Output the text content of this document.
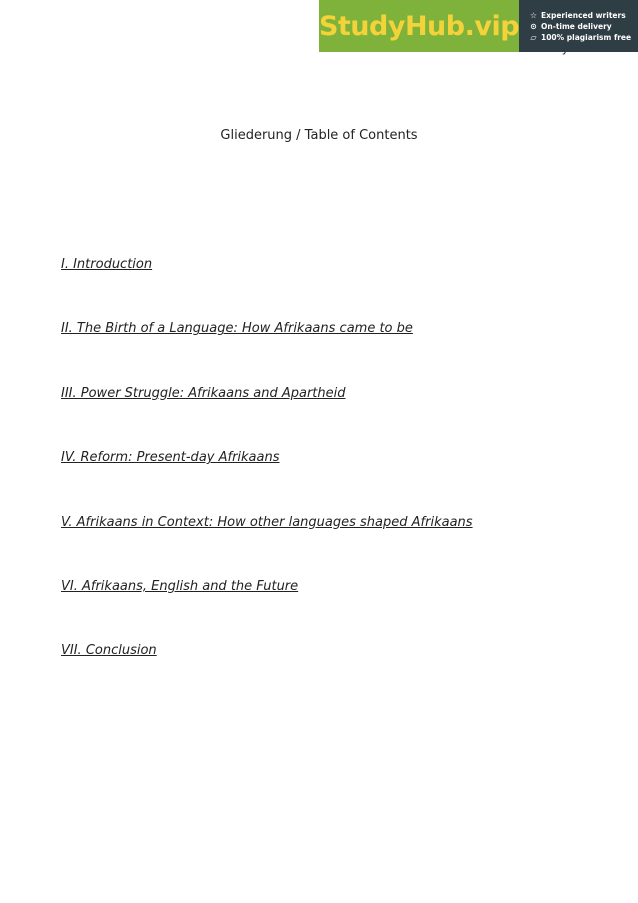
StudyHub.vip ☆ Experienced writers
⊙ On-time delivery
▱ 100% plagiarism free
Gliederung / Table of Contents
I. Introduction
II. The Birth of a Language: How Afrikaans came to be
III. Power Struggle: Afrikaans and Apartheid
IV. Reform: Present-day Afrikaans
V. Afrikaans in Context: How other languages shaped Afrikaans
VI. Afrikaans, English and the Future
VII. Conclusion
————————
YOUR INSTRUCTIONS:
Exclude the images and reproduce the remaining data exactly.

FULL SOLUTION:
Output the text content of this document.
StudyHub.vip ☆ Experienced writers
⊙ On-time delivery
▱ 100% plagiarism free
Gliederung / Table of Contents
I. Introduction
II. The Birth of a Language: How Afrikaans came to be
III. Power Struggle: Afrikaans and Apartheid
IV. Reform: Present-day Afrikaans
V. Afrikaans in Context: How other languages shaped Afrikaans
VI. Afrikaans, English and the Future
VII. Conclusion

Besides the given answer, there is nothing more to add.